REQUEST 1: In the passage on Modi and the bureaucracy, which areas does it name where Modi kept all key secretaries in place?

TEXT SECTION:

--- --- ---

It was a missive, totally un-Modi like, since Narendra Modi has won India and taken full control of BJP through trusted and tested aide Amit Shah. But the citadel that awaits to be stormed is the Delhi-based phalanx of babus, who he is yet to Modify. Last weekend, when the PMO issued a 19-point code of conduct after almost 30 years for India’s steel-framed bureaucracy, it was seen as a warning. Modi is perhaps the first PM who has refrained from mass-scale transfers of senior officials. He surprised his colleagues by deciding to give a six-month extension to Cabinet Secretary Ajit Seth, whose only virtue is his invisibility. Modi has retained all key secretaries in finance, defence, HRD, home and external affairs. He enforced the principle of continuity in the bureaucracy even though some mandarins were UPA loyalists. It is clear that Modi wants to govern through bureaucracy. He has taken over from Manmohan but the Modi government is yet to acquire a shape.

The Indian Civil Services is one of the country’s most powerful institutions. A relic of the Raj, it ensured that politicians would never take any initiative without making babus either partners in power or beneficiaries of the system. The over 20,000-member club of All India Services officers comprising IAS, IFS, IRS, IR&AS, IPS etc. are the unelected rulers of India. They get automatic promotions, perks and salaries and create lucrative post-retirement facilities, which even politicians have failed to do for themselves. When Modi advised bureaucrats to be neutral, efficient and honest, it was like telling a tiger to stop hunting. Insiders say there are enough checks on the civil services in place, without the need for new directives. Even the official code of conduct provides summary dismissal of officials found engaging in political activity. They can be sent to jail if guilty of corruption. In one instance, Yashpal Kapoor, the then private secretary to PM Indira Gandhi, acted as an election agent for her. Mrs Gandhi lost her poll petition because she used a government official for election purposes. Rarely is a senior official transferred due to his or her inability to perform duties correctly, because the steel frame hasn’t allowed any accountability matrix for the bureaucracy. Babus can only be moved out if they fail to do the bidding of their political masters.

--- --- ---

DATA FOR PROCESSING:

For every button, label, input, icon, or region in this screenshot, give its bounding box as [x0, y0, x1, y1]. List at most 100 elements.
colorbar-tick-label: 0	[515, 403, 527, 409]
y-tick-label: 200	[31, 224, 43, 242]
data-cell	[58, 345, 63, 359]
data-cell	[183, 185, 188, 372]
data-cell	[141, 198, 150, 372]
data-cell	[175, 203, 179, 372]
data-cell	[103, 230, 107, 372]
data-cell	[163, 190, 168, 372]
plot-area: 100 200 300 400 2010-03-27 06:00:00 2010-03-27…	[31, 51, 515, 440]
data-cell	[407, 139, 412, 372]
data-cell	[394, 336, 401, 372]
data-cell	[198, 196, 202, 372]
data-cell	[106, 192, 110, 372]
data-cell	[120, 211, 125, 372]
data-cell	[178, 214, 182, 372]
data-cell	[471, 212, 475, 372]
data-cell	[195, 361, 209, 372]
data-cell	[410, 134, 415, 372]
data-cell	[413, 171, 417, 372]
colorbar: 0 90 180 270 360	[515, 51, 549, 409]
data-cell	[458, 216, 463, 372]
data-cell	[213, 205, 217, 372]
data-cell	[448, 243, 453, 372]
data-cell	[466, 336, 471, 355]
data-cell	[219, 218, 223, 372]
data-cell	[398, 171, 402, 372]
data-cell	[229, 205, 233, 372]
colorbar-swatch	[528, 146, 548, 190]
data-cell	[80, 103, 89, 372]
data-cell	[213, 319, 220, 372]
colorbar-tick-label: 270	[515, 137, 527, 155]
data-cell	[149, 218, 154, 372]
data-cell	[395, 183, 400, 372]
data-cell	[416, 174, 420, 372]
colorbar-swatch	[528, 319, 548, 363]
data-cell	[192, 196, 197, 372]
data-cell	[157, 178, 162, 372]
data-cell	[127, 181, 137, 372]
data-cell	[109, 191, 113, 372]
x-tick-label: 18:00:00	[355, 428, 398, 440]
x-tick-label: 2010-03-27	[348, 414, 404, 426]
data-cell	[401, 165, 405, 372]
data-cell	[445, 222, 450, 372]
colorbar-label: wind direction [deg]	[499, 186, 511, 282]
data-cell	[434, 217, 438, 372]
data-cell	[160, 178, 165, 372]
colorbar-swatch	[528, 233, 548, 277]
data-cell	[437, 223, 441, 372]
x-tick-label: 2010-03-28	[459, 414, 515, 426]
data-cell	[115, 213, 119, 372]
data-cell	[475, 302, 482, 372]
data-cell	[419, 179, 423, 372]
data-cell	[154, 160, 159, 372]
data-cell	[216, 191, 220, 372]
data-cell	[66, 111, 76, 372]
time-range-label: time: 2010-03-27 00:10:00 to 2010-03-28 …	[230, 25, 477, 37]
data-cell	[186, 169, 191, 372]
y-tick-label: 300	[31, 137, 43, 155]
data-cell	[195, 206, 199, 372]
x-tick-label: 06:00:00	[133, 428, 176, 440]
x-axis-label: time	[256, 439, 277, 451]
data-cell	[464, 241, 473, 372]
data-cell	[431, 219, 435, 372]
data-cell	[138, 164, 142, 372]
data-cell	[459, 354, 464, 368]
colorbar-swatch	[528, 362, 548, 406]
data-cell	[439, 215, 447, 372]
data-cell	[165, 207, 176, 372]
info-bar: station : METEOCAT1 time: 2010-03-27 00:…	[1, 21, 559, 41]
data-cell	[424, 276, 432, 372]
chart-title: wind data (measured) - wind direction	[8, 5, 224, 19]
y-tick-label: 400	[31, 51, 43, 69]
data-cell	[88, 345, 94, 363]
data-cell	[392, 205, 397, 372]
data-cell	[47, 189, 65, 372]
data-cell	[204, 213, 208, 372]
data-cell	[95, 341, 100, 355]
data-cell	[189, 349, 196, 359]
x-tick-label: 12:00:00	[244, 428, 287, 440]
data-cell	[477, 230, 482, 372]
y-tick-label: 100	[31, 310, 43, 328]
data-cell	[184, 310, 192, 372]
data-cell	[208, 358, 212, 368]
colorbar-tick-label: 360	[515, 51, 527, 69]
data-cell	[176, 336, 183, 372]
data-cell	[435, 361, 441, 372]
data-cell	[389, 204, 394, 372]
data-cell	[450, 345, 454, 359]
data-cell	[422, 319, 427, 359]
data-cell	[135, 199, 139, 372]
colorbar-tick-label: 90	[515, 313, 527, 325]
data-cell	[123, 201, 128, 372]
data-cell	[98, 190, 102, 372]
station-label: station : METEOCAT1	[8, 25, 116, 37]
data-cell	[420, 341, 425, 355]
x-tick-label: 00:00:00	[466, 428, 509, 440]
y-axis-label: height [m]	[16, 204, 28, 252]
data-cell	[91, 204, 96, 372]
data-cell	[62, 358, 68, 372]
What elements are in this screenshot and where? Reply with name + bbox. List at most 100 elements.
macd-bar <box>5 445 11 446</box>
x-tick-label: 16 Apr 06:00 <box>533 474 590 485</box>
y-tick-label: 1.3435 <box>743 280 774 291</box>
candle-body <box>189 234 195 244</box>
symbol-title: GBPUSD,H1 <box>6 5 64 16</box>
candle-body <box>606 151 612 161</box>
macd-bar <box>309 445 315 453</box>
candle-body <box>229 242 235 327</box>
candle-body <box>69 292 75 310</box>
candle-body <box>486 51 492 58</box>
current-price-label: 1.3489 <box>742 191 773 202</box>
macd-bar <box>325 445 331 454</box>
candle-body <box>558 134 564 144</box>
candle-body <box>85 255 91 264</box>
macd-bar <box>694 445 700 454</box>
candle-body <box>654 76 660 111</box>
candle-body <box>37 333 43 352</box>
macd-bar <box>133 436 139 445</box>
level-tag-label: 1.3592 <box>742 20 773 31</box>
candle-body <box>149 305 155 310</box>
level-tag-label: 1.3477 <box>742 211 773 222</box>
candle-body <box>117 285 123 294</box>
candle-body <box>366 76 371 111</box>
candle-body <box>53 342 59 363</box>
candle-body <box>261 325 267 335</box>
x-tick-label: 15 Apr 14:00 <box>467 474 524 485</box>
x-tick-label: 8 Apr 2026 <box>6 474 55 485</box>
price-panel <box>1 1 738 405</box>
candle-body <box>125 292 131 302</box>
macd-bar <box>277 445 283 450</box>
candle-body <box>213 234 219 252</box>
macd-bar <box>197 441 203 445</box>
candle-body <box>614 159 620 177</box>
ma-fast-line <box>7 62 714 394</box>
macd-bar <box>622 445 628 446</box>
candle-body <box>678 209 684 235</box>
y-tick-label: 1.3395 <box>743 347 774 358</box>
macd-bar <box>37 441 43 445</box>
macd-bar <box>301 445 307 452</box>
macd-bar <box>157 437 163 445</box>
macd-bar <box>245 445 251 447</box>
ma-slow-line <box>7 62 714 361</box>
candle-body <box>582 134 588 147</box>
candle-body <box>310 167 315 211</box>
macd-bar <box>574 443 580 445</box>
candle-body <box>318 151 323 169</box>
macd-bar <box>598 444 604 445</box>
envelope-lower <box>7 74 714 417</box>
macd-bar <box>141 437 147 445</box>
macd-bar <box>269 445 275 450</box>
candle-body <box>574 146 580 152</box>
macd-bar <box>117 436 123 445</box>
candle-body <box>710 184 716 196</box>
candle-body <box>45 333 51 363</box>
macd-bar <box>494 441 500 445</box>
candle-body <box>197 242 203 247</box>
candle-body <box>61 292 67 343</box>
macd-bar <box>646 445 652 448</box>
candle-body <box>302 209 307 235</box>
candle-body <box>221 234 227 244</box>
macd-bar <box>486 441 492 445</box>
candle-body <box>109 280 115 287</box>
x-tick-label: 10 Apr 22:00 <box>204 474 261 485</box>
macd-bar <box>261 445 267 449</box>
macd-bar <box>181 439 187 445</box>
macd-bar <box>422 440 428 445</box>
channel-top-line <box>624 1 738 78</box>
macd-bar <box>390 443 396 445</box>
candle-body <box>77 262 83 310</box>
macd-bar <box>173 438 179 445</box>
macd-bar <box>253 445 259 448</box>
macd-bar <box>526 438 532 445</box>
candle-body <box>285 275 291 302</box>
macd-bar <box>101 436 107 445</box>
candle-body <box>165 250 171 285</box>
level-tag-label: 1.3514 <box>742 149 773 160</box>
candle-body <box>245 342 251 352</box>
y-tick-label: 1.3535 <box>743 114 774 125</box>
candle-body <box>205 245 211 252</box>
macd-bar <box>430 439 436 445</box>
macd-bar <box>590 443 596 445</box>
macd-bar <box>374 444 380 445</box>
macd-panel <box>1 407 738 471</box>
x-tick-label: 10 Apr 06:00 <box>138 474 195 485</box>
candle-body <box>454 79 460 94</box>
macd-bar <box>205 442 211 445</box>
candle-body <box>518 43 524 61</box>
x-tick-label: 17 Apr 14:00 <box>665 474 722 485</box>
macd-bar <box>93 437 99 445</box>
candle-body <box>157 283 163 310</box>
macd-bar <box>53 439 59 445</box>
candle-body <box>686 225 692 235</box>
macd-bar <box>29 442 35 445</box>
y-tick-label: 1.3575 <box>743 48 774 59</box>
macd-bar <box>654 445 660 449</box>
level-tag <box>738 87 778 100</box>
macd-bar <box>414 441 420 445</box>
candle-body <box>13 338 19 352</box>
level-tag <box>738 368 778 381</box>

--- --- ---

REQUEST 2: Copy out the rows verbatim, starting with the first row and ending with the line that contains "206, 199, 372]", both included.

RESPONSE 1: finance, defence, HRD, home, external affairs

RESPONSE 2:
For every button, label, input, icon, or region in this screenshot, give its bounding box as [x0, y0, x1, y1]. List at most 100 elements.
colorbar-tick-label: 0	[515, 403, 527, 409]
y-tick-label: 200	[31, 224, 43, 242]
data-cell	[58, 345, 63, 359]
data-cell	[183, 185, 188, 372]
data-cell	[141, 198, 150, 372]
data-cell	[175, 203, 179, 372]
data-cell	[103, 230, 107, 372]
data-cell	[163, 190, 168, 372]
plot-area: 100 200 300 400 2010-03-27 06:00:00 2010-03-27…	[31, 51, 515, 440]
data-cell	[407, 139, 412, 372]
data-cell	[394, 336, 401, 372]
data-cell	[198, 196, 202, 372]
data-cell	[106, 192, 110, 372]
data-cell	[120, 211, 125, 372]
data-cell	[178, 214, 182, 372]
data-cell	[471, 212, 475, 372]
data-cell	[195, 361, 209, 372]
data-cell	[410, 134, 415, 372]
data-cell	[413, 171, 417, 372]
colorbar: 0 90 180 270 360	[515, 51, 549, 409]
data-cell	[458, 216, 463, 372]
data-cell	[213, 205, 217, 372]
data-cell	[448, 243, 453, 372]
data-cell	[466, 336, 471, 355]
data-cell	[219, 218, 223, 372]
data-cell	[398, 171, 402, 372]
data-cell	[229, 205, 233, 372]
colorbar-swatch	[528, 146, 548, 190]
data-cell	[80, 103, 89, 372]
data-cell	[213, 319, 220, 372]
colorbar-tick-label: 270	[515, 137, 527, 155]
data-cell	[149, 218, 154, 372]
data-cell	[395, 183, 400, 372]
data-cell	[416, 174, 420, 372]
colorbar-swatch	[528, 319, 548, 363]
data-cell	[192, 196, 197, 372]
data-cell	[157, 178, 162, 372]
data-cell	[127, 181, 137, 372]
data-cell	[109, 191, 113, 372]
x-tick-label: 18:00:00	[355, 428, 398, 440]
x-tick-label: 2010-03-27	[348, 414, 404, 426]
data-cell	[401, 165, 405, 372]
data-cell	[445, 222, 450, 372]
colorbar-label: wind direction [deg]	[499, 186, 511, 282]
data-cell	[434, 217, 438, 372]
data-cell	[160, 178, 165, 372]
colorbar-swatch	[528, 233, 548, 277]
data-cell	[437, 223, 441, 372]
x-tick-label: 2010-03-28	[459, 414, 515, 426]
data-cell	[115, 213, 119, 372]
data-cell	[475, 302, 482, 372]
data-cell	[419, 179, 423, 372]
data-cell	[154, 160, 159, 372]
data-cell	[216, 191, 220, 372]
data-cell	[66, 111, 76, 372]
time-range-label: time: 2010-03-27 00:10:00 to 2010-03-28 …	[230, 25, 477, 37]
data-cell	[186, 169, 191, 372]
y-tick-label: 300	[31, 137, 43, 155]
data-cell	[195, 206, 199, 372]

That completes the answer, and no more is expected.